PROBLEM TO SOLVE -
What is the number of lines in the data holding the word "fire"? Give that number by itself.

RECORDS FOR PROCESSING -
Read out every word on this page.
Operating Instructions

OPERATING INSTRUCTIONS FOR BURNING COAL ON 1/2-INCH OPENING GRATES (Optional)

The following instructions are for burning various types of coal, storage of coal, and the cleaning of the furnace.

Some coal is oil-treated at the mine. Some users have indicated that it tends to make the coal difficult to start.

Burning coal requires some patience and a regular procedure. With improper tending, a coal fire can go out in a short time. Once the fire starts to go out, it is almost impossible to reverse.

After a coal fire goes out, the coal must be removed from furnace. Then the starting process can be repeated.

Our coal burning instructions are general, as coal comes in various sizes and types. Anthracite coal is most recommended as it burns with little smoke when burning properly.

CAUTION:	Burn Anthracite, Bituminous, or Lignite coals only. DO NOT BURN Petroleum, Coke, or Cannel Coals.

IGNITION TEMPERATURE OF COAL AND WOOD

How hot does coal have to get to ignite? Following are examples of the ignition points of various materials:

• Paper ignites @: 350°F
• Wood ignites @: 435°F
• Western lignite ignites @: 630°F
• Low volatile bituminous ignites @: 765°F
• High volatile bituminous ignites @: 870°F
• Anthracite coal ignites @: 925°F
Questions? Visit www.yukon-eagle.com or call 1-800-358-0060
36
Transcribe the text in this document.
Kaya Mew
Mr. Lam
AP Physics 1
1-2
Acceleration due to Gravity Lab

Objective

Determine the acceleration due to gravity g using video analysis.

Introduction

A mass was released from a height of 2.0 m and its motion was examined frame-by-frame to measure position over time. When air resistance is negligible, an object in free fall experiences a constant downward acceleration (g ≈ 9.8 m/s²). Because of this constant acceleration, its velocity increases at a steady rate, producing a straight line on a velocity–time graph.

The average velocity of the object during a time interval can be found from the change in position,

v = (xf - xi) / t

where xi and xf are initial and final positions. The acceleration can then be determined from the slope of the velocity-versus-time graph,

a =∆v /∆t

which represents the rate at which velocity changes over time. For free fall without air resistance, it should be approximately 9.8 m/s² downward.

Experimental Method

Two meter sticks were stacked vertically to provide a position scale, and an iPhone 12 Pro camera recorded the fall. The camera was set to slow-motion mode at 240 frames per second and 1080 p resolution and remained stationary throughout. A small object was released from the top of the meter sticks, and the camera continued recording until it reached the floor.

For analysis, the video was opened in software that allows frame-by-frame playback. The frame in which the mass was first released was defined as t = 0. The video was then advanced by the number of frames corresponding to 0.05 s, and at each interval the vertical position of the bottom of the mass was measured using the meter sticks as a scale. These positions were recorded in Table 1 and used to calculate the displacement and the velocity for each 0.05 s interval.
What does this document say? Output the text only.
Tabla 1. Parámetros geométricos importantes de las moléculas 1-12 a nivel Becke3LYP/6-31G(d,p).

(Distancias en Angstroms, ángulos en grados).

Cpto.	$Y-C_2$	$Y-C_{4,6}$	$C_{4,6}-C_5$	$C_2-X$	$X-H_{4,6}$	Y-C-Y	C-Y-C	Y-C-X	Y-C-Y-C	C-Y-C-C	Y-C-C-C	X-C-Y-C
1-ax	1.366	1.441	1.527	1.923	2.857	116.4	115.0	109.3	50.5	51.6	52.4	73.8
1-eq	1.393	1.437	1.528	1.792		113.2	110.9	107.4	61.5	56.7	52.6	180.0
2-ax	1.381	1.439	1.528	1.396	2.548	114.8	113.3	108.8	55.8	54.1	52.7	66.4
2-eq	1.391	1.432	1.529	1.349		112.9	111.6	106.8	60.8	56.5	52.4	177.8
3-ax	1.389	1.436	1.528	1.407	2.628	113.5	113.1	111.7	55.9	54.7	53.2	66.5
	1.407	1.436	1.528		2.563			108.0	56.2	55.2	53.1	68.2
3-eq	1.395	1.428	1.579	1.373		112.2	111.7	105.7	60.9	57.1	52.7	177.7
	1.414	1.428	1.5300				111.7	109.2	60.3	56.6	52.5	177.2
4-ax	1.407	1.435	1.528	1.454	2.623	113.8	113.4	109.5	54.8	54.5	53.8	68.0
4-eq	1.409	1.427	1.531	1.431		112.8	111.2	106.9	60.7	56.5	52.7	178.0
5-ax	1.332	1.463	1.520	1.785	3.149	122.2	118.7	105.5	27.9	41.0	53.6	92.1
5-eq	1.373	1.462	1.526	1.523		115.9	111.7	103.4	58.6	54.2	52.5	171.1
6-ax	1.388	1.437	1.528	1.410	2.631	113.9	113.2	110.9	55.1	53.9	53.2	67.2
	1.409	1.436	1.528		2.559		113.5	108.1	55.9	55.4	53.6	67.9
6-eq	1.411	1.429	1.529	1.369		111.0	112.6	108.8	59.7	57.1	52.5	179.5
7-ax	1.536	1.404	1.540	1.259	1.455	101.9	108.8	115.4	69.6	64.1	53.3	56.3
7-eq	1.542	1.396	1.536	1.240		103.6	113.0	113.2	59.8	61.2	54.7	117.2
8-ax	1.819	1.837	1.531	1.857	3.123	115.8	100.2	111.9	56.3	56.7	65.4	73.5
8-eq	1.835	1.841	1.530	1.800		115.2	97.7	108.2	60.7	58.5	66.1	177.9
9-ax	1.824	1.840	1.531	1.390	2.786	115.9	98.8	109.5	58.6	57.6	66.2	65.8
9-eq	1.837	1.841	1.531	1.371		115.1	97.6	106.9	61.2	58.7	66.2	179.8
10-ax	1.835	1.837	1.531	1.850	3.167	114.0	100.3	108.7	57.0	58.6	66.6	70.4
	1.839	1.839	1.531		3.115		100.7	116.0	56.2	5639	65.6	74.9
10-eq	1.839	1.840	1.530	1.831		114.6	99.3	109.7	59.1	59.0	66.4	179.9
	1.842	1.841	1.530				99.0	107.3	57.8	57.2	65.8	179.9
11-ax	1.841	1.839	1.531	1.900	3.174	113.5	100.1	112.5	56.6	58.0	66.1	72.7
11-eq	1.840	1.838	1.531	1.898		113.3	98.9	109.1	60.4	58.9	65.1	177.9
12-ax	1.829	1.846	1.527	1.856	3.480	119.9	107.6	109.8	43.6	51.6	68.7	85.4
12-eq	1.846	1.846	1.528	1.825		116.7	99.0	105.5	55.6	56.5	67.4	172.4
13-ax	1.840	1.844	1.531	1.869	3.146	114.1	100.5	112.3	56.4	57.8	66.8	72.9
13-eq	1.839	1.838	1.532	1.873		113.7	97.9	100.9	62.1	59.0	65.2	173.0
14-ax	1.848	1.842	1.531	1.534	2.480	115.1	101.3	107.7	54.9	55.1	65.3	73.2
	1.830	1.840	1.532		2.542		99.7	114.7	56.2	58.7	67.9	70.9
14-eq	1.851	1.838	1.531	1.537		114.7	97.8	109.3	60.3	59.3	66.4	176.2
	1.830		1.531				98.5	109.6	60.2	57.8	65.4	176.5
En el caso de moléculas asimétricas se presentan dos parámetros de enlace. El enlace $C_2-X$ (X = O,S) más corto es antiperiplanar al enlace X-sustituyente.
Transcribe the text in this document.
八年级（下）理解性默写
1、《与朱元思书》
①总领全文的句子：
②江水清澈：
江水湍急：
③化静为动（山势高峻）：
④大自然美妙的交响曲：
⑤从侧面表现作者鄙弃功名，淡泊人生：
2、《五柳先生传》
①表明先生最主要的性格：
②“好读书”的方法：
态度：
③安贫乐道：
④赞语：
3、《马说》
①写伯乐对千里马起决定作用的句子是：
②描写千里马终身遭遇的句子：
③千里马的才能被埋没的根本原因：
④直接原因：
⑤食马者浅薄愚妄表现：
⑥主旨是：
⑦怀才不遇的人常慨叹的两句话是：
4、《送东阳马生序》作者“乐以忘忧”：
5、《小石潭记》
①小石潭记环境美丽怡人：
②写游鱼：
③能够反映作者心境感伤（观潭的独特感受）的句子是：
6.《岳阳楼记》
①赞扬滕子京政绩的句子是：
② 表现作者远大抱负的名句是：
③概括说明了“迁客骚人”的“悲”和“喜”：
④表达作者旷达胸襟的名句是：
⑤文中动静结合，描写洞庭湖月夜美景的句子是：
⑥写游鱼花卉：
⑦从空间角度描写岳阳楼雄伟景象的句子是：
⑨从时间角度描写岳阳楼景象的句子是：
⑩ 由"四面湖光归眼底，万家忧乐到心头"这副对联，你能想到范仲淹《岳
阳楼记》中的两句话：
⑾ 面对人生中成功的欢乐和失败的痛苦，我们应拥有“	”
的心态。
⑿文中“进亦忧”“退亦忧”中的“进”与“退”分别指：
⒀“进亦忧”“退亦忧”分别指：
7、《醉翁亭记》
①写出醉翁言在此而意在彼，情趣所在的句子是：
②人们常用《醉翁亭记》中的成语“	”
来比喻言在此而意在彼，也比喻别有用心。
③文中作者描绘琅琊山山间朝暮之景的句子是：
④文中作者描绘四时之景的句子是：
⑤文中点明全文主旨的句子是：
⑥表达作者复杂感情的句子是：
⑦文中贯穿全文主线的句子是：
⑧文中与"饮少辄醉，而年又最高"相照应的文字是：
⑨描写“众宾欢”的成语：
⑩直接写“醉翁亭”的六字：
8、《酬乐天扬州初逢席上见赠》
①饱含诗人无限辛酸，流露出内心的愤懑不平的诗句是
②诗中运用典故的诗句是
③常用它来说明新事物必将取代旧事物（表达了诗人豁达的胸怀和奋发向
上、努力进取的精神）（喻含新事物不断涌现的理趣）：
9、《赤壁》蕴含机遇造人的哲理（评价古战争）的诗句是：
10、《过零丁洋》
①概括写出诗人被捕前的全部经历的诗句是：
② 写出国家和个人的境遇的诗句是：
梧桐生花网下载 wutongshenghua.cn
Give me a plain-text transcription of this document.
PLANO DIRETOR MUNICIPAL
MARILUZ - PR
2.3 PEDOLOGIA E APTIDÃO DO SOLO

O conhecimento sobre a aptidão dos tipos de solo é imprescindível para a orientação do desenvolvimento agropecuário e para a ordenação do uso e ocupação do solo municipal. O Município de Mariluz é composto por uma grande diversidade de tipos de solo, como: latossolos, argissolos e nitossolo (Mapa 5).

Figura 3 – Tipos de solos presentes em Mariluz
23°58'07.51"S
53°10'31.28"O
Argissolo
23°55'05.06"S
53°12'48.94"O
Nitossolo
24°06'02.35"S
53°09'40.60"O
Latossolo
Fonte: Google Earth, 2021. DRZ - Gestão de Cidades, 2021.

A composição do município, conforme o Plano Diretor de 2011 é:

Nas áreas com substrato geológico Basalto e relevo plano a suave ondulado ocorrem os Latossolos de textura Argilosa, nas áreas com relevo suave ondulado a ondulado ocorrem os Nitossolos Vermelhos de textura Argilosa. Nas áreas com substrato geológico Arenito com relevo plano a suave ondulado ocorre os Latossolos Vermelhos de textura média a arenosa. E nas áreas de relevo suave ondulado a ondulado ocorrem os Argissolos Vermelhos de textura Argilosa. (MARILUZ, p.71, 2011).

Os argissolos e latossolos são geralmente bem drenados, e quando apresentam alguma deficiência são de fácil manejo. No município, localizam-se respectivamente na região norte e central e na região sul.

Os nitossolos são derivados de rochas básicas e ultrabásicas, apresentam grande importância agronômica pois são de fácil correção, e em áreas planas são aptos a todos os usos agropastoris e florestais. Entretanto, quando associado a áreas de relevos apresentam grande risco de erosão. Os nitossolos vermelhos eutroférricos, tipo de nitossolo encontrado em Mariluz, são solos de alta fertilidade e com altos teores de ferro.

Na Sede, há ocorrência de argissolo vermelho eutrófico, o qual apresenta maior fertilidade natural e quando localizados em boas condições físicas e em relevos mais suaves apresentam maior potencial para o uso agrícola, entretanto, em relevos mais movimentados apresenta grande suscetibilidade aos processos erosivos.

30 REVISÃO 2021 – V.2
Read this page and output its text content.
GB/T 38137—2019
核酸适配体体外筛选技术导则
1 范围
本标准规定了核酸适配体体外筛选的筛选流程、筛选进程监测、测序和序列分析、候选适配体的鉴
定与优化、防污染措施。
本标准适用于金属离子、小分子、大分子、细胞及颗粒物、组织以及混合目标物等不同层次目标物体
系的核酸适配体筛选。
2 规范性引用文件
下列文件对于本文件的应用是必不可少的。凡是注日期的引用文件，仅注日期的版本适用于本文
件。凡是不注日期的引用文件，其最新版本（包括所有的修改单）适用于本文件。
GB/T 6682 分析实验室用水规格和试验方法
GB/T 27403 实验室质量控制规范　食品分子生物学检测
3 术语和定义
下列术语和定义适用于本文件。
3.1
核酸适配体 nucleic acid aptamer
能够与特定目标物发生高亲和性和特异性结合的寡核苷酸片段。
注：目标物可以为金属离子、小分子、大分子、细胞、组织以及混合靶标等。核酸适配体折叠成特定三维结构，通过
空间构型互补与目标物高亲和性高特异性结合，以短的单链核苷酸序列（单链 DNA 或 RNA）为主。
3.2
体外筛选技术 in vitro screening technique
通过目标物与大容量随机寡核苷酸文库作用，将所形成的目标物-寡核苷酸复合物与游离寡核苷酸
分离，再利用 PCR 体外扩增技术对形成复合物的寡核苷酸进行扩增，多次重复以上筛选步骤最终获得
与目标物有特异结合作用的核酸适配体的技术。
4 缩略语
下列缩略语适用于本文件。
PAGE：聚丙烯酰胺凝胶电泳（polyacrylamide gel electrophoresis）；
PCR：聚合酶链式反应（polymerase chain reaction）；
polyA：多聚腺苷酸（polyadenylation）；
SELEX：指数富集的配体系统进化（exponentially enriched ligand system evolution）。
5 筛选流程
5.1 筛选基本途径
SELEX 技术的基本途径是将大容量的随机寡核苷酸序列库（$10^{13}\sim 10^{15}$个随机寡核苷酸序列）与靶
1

OUTPUT FOR THIS EXERCISE -
2